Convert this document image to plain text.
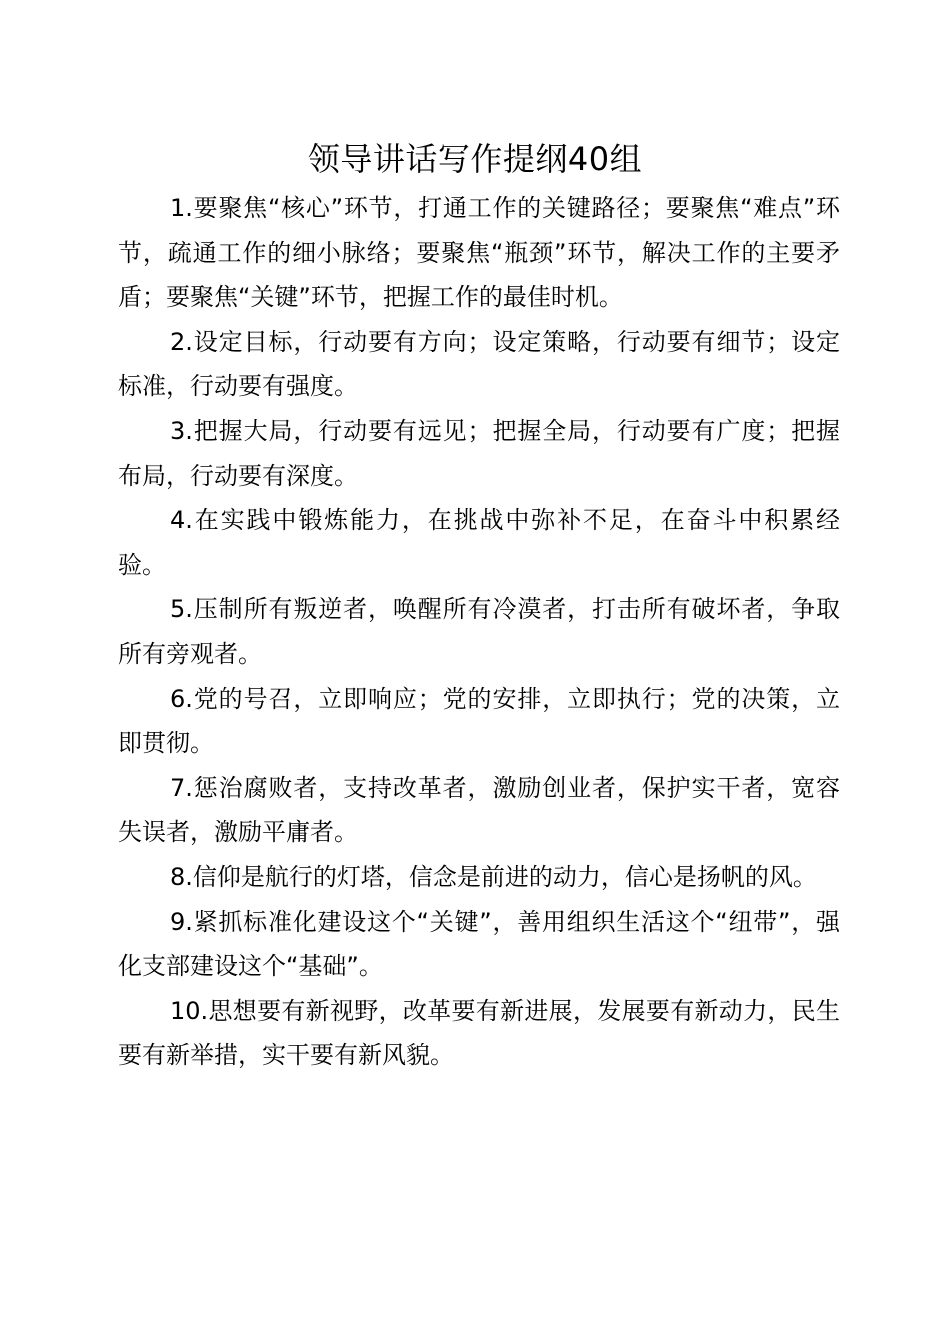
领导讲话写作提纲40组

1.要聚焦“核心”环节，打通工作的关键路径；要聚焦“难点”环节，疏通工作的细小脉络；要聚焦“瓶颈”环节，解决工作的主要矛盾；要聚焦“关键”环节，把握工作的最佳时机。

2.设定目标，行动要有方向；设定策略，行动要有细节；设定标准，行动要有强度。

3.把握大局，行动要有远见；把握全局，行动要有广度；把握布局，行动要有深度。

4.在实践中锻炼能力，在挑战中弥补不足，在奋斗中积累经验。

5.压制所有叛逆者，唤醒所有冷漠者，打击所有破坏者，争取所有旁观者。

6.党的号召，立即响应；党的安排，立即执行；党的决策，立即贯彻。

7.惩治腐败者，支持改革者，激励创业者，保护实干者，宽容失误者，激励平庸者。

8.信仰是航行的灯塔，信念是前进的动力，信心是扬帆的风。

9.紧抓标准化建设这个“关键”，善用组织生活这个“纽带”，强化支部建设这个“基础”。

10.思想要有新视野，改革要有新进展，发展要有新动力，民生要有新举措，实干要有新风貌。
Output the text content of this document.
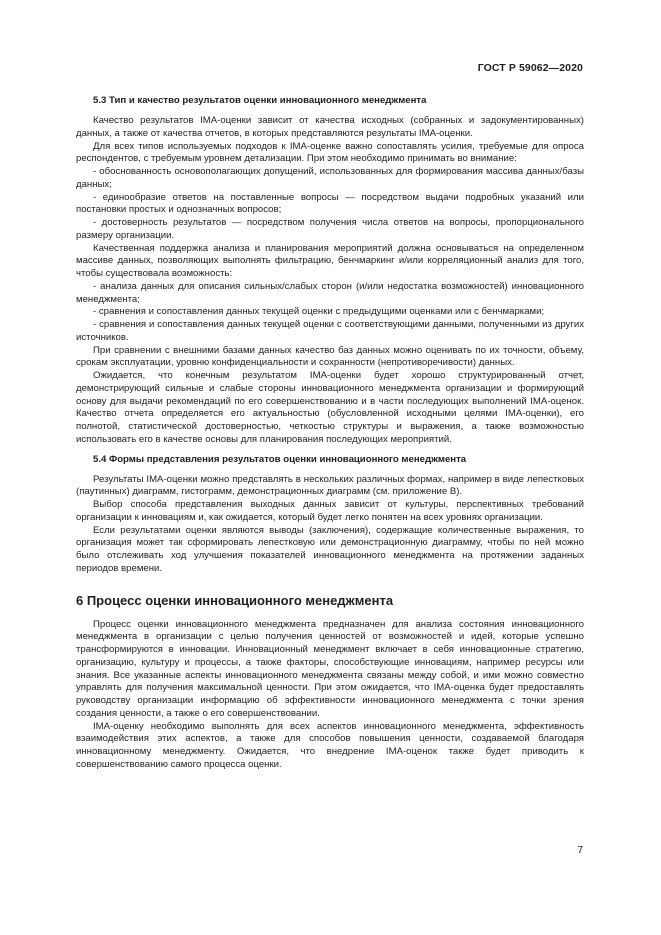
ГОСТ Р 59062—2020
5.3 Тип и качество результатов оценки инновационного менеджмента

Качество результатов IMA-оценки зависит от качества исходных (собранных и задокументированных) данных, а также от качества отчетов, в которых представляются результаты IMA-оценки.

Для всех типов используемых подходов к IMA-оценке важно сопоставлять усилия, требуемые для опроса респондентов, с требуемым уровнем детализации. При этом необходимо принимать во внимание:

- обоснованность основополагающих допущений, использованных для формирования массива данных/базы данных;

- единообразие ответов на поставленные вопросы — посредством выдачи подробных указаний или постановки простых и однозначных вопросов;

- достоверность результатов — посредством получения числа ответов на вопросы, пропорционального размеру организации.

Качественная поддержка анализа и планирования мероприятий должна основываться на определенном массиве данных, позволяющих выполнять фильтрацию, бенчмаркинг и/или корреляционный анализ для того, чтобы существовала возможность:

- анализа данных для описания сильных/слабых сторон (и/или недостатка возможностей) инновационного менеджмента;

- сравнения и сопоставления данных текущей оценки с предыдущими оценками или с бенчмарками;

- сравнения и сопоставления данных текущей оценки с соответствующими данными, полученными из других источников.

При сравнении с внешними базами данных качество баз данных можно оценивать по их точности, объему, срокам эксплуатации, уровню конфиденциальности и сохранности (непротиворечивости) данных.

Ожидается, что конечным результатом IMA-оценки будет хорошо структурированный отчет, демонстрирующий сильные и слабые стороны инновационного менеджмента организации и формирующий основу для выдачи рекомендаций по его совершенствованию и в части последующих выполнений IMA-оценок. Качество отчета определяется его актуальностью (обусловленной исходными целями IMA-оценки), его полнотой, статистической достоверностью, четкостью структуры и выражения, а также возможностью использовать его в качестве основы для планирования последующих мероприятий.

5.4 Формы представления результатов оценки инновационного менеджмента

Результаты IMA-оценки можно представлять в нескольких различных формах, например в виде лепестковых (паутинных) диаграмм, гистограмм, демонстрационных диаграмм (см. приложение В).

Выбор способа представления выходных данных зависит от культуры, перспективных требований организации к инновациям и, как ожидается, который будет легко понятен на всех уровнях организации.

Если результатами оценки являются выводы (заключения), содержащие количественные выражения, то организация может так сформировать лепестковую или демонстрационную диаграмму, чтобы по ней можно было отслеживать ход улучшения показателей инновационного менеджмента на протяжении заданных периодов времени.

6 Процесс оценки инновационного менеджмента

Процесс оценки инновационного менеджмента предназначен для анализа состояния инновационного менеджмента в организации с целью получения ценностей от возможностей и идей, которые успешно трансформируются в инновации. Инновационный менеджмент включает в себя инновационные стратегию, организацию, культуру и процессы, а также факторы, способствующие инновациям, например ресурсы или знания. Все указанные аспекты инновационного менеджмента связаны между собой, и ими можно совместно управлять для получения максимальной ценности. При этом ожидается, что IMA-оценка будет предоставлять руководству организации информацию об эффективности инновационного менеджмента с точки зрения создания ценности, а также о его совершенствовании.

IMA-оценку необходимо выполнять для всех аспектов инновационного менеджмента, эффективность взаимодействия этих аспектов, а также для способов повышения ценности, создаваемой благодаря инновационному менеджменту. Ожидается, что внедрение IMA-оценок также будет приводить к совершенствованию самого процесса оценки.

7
...
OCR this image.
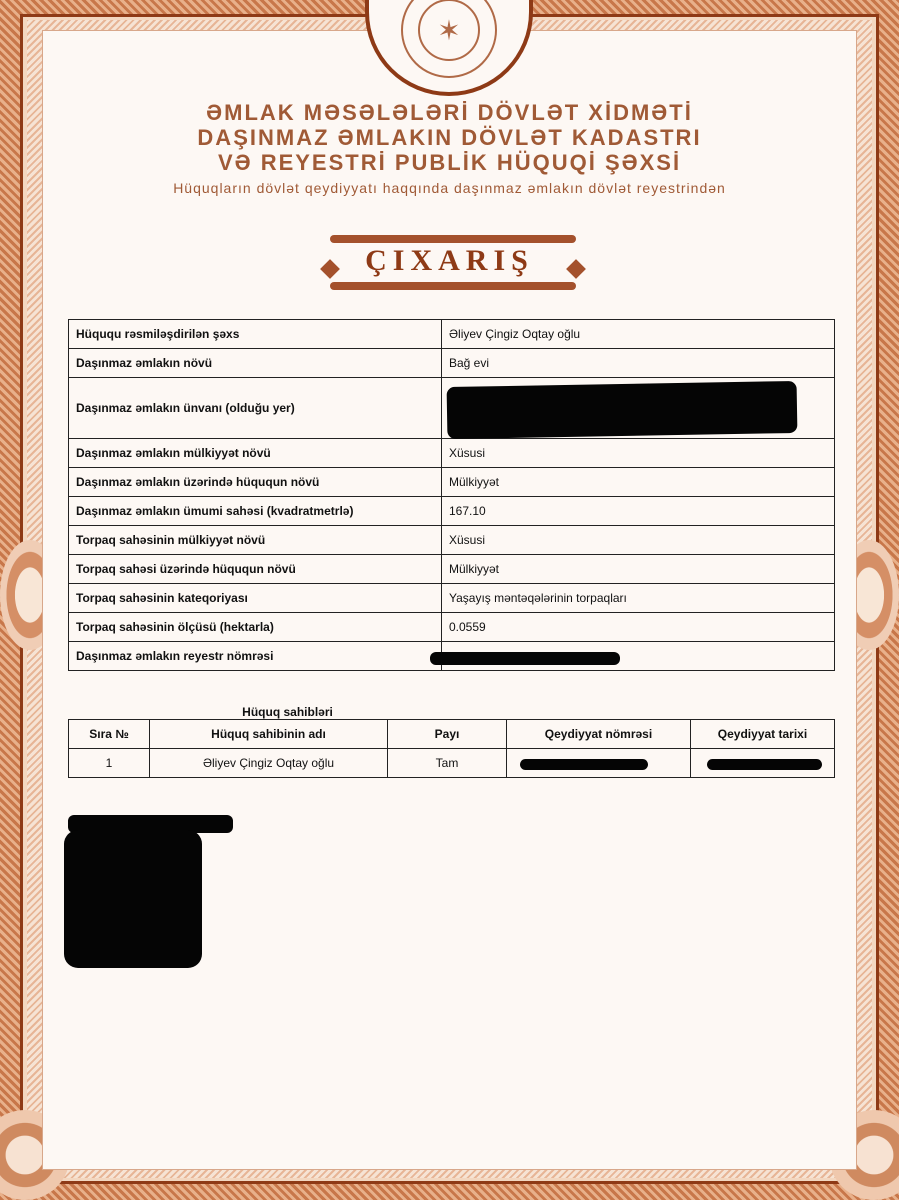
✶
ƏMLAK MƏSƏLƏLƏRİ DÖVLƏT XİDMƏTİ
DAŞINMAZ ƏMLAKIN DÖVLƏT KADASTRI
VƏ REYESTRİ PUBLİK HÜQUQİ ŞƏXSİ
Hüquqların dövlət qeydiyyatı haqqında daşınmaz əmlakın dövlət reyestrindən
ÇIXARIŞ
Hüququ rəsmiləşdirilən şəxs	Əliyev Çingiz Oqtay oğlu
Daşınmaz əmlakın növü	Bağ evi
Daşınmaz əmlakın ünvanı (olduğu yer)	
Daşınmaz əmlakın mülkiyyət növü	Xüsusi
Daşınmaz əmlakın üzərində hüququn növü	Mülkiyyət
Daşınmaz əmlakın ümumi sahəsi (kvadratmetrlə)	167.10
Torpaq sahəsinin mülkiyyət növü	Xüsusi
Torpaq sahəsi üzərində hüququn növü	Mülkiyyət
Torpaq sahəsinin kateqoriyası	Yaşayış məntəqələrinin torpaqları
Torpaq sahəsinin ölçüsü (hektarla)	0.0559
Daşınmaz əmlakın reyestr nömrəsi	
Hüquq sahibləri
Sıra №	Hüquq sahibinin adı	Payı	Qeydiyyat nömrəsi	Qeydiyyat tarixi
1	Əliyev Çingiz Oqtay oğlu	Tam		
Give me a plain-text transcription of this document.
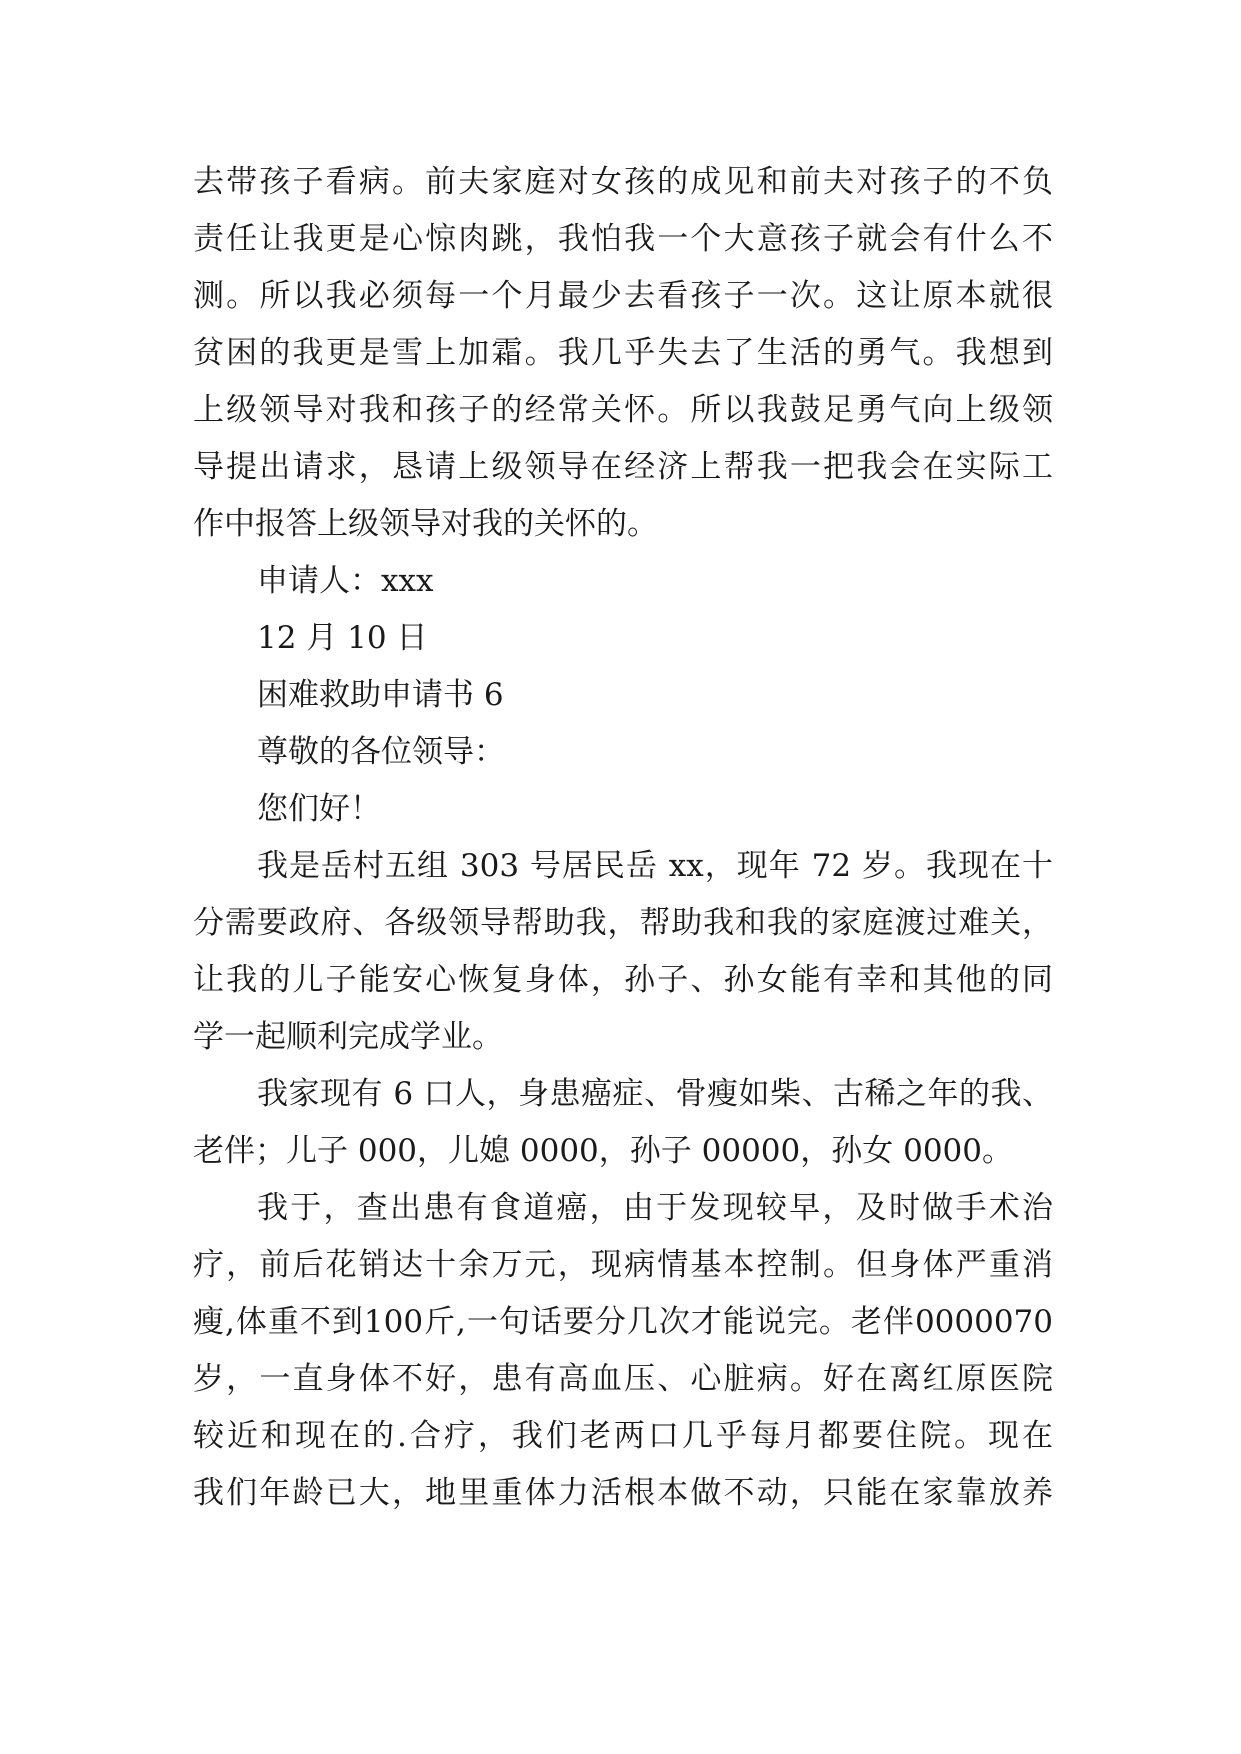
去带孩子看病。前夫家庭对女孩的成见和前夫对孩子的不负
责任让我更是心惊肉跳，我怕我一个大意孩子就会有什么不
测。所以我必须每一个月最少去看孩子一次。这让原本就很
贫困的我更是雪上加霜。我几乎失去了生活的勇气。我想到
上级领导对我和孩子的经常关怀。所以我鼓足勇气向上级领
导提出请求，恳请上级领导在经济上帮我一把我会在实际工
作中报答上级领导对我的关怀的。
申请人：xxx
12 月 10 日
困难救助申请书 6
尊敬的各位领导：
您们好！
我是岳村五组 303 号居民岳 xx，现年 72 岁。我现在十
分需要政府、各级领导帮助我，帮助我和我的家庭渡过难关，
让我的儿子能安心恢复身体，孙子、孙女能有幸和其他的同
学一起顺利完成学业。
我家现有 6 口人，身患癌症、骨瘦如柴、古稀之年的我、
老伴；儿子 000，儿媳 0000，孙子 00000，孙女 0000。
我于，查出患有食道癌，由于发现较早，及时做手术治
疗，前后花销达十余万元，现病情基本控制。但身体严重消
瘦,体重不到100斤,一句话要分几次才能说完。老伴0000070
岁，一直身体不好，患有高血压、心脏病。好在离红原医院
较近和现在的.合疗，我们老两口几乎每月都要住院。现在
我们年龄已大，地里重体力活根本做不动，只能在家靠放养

**WHAT YOU WILL DO**
Pull out the lines above in which the word "например" appears.

**SOLUTION FOR THIS PROBLEM**
Результаты IMA-оценки можно представлять в нескольких различных формах, например в виде лепестковых (паутинных) диаграмм, гистограмм, демонстрационных диаграмм (см. приложение В).
Процесс оценки инновационного менеджмента предназначен для анализа состояния инновационного менеджмента в организации с целью получения ценностей от возможностей и идей, которые успешно трансформируются в инновации. Инновационный менеджмент включает в себя инновационные стратегию, организацию, культуру и процессы, а также факторы, способствующие инновациям, например ресурсы или знания. Все указанные аспекты инновационного менеджмента связаны между собой, и ими можно совместно управлять для получения максимальной ценности. При этом ожидается, что IMA-оценка будет предоставлять руководству организации информацию об эффективности инновационного менеджмента с точки зрения создания ценности, а также о его совершенствовании.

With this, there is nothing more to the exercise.